Required task
Search the listing for the string "Householder" and copy every line that contains it.

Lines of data
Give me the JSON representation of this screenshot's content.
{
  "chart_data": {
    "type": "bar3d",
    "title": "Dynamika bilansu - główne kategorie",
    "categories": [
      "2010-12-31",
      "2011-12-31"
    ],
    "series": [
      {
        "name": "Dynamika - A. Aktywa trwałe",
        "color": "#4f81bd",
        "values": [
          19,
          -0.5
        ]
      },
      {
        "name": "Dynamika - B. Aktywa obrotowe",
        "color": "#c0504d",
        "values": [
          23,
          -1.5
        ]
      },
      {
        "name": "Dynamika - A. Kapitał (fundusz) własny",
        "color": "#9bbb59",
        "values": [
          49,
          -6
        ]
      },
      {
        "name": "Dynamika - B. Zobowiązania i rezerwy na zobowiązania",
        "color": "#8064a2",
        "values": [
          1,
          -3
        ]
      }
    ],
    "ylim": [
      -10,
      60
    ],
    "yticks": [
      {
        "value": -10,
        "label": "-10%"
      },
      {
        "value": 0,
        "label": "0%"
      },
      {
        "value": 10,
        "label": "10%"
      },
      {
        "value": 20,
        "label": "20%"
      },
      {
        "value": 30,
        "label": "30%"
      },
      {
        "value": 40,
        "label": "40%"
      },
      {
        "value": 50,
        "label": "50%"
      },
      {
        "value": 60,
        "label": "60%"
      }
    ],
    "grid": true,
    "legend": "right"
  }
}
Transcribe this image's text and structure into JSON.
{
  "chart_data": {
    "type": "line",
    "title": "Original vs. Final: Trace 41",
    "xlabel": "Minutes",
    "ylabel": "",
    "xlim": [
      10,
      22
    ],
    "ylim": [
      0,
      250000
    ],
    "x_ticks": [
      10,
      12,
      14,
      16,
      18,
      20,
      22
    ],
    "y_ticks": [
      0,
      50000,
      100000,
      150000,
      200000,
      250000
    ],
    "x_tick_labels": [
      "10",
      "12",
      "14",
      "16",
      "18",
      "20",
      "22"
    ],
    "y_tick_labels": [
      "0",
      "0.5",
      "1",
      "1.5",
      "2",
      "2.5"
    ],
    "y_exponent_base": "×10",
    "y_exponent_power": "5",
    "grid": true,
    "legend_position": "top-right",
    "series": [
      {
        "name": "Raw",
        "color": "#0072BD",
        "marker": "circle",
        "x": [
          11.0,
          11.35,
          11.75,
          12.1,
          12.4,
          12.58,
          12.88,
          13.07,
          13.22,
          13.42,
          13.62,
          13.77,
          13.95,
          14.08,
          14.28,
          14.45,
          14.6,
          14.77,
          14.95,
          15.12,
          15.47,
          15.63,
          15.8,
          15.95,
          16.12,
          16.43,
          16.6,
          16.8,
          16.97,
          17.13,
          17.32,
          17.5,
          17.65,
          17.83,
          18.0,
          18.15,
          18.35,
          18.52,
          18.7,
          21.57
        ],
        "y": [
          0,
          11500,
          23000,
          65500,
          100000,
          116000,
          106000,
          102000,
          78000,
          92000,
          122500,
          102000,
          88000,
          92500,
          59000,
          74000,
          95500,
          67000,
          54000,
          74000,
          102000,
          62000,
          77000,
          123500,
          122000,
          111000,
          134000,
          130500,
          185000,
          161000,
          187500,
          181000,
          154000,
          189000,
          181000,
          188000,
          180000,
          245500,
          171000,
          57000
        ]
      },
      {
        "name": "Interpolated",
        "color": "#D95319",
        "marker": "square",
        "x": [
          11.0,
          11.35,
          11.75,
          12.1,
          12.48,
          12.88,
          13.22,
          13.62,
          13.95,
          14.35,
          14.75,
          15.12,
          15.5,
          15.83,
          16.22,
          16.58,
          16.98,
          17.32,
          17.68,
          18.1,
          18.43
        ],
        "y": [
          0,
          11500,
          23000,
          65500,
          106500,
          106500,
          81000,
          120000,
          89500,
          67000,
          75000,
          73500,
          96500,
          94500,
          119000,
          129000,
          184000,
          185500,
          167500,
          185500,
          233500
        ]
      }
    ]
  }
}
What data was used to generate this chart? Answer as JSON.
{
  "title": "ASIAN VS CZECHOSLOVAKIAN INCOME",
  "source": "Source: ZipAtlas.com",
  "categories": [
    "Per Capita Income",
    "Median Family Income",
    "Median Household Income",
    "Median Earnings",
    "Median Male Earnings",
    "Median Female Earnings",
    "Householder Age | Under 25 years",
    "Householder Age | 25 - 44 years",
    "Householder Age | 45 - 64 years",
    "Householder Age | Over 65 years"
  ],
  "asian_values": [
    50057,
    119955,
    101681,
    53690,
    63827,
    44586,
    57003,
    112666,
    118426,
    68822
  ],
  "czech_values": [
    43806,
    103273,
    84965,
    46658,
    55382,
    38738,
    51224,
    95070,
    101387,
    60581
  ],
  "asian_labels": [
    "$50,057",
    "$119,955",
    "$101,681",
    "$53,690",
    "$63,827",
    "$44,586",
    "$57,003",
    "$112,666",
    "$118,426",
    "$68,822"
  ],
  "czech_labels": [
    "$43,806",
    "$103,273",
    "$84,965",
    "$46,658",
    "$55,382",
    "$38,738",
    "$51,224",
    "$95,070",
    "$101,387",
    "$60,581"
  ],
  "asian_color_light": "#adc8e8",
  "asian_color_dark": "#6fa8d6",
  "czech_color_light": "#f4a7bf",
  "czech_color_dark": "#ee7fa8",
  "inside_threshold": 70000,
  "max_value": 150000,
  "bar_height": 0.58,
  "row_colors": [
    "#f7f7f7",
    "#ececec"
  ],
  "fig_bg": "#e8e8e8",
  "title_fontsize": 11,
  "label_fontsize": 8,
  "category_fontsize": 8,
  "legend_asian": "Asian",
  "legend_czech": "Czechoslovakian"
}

Exercise solution
    "Householder Age | Under 25 years",
    "Householder Age | 25 - 44 years",
    "Householder Age | 45 - 64 years",
    "Householder Age | Over 65 years"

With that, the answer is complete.